WHAT TO WORK ON: Output every line exactly as written. Leave out pictures.

(Collected data entries)
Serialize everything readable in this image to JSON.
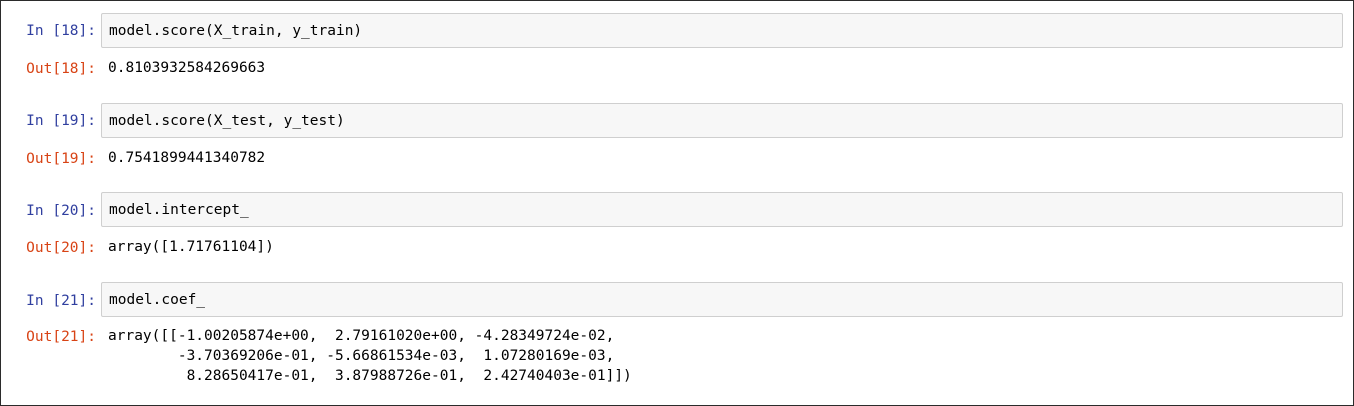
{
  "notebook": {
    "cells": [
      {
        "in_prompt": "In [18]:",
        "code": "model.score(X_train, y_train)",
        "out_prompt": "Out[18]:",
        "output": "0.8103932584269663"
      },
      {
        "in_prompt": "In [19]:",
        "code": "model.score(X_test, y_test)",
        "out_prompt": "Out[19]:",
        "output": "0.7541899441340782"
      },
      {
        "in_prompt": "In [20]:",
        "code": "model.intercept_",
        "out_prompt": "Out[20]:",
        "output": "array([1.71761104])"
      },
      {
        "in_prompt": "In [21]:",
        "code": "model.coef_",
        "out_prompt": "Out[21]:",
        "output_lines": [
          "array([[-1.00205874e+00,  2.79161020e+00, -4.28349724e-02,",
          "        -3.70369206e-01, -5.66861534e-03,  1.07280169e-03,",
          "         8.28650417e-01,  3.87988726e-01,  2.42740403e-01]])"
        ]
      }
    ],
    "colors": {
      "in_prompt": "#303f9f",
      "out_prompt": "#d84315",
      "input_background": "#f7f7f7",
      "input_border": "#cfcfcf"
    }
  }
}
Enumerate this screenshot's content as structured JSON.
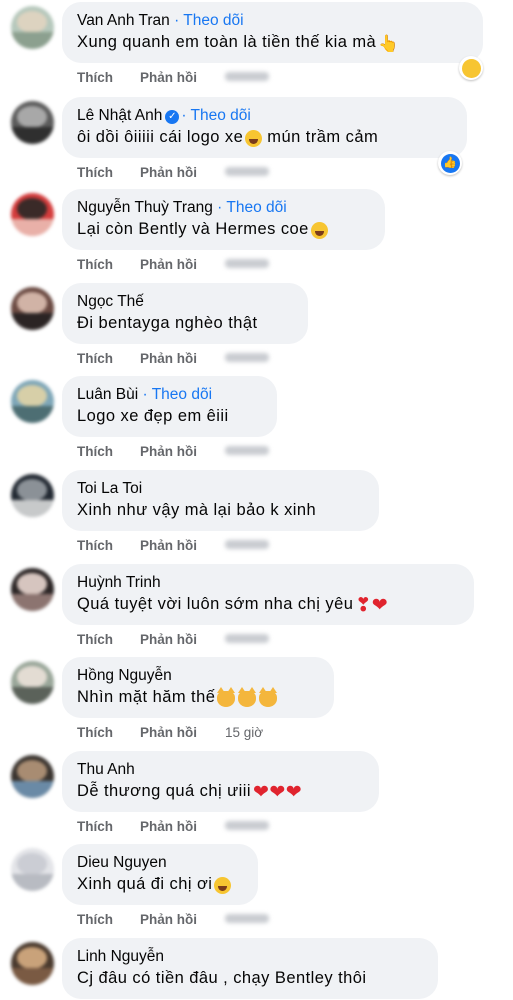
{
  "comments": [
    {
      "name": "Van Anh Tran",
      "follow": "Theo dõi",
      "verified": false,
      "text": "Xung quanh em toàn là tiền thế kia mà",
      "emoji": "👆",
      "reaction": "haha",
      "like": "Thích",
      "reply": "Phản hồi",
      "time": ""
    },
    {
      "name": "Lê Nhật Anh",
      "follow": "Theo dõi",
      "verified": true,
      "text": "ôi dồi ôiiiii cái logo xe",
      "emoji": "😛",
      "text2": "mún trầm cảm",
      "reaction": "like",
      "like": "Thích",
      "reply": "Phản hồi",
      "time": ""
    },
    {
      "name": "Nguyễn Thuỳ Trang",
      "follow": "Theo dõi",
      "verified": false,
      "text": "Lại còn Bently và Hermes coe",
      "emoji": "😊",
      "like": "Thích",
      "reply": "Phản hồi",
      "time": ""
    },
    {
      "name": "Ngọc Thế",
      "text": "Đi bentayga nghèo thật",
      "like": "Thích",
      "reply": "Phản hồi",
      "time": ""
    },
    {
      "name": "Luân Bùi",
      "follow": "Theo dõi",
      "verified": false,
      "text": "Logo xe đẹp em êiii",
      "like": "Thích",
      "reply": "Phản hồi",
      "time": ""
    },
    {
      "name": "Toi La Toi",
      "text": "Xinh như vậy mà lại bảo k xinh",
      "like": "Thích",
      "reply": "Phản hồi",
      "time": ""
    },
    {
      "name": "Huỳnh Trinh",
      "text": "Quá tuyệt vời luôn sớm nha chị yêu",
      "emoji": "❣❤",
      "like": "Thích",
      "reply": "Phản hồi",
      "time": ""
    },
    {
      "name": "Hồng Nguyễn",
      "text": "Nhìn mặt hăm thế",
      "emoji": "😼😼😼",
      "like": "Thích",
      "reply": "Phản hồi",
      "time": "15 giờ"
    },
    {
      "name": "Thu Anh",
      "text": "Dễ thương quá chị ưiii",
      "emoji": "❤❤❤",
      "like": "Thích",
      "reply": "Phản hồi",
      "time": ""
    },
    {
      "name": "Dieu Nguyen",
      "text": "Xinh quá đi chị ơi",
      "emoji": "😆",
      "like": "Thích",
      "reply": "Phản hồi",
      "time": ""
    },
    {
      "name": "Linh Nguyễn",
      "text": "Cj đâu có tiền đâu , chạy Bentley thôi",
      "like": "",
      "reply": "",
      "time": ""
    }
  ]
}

REPLY:
Serialize everything readable in this image to JSON.
{
  "notebook": {
    "cells": [
      {
        "in_prompt": "In [18]:",
        "code": "model.score(X_train, y_train)",
        "out_prompt": "Out[18]:",
        "output": "0.8103932584269663"
      },
      {
        "in_prompt": "In [19]:",
        "code": "model.score(X_test, y_test)",
        "out_prompt": "Out[19]:",
        "output": "0.7541899441340782"
      },
      {
        "in_prompt": "In [20]:",
        "code": "model.intercept_",
        "out_prompt": "Out[20]:",
        "output": "array([1.71761104])"
      },
      {
        "in_prompt": "In [21]:",
        "code": "model.coef_",
        "out_prompt": "Out[21]:",
        "output_lines": [
          "array([[-1.00205874e+00,  2.79161020e+00, -4.28349724e-02,",
          "        -3.70369206e-01, -5.66861534e-03,  1.07280169e-03,",
          "         8.28650417e-01,  3.87988726e-01,  2.42740403e-01]])"
        ]
      }
    ],
    "colors": {
      "in_prompt": "#303f9f",
      "out_prompt": "#d84315",
      "input_background": "#f7f7f7",
      "input_border": "#cfcfcf"
    }
  }
}
Enumerate this screenshot's content as structured JSON.
{
  "comments": [
    {
      "name": "Van Anh Tran",
      "follow": "Theo dõi",
      "verified": false,
      "text": "Xung quanh em toàn là tiền thế kia mà",
      "emoji": "👆",
      "reaction": "haha",
      "like": "Thích",
      "reply": "Phản hồi",
      "time": ""
    },
    {
      "name": "Lê Nhật Anh",
      "follow": "Theo dõi",
      "verified": true,
      "text": "ôi dồi ôiiiii cái logo xe",
      "emoji": "😛",
      "text2": "mún trầm cảm",
      "reaction": "like",
      "like": "Thích",
      "reply": "Phản hồi",
      "time": ""
    },
    {
      "name": "Nguyễn Thuỳ Trang",
      "follow": "Theo dõi",
      "verified": false,
      "text": "Lại còn Bently và Hermes coe",
      "emoji": "😊",
      "like": "Thích",
      "reply": "Phản hồi",
      "time": ""
    },
    {
      "name": "Ngọc Thế",
      "text": "Đi bentayga nghèo thật",
      "like": "Thích",
      "reply": "Phản hồi",
      "time": ""
    },
    {
      "name": "Luân Bùi",
      "follow": "Theo dõi",
      "verified": false,
      "text": "Logo xe đẹp em êiii",
      "like": "Thích",
      "reply": "Phản hồi",
      "time": ""
    },
    {
      "name": "Toi La Toi",
      "text": "Xinh như vậy mà lại bảo k xinh",
      "like": "Thích",
      "reply": "Phản hồi",
      "time": ""
    },
    {
      "name": "Huỳnh Trinh",
      "text": "Quá tuyệt vời luôn sớm nha chị yêu",
      "emoji": "❣❤",
      "like": "Thích",
      "reply": "Phản hồi",
      "time": ""
    },
    {
      "name": "Hồng Nguyễn",
      "text": "Nhìn mặt hăm thế",
      "emoji": "😼😼😼",
      "like": "Thích",
      "reply": "Phản hồi",
      "time": "15 giờ"
    },
    {
      "name": "Thu Anh",
      "text": "Dễ thương quá chị ưiii",
      "emoji": "❤❤❤",
      "like": "Thích",
      "reply": "Phản hồi",
      "time": ""
    },
    {
      "name": "Dieu Nguyen",
      "text": "Xinh quá đi chị ơi",
      "emoji": "😆",
      "like": "Thích",
      "reply": "Phản hồi",
      "time": ""
    },
    {
      "name": "Linh Nguyễn",
      "text": "Cj đâu có tiền đâu , chạy Bentley thôi",
      "like": "",
      "reply": "",
      "time": ""
    }
  ]
}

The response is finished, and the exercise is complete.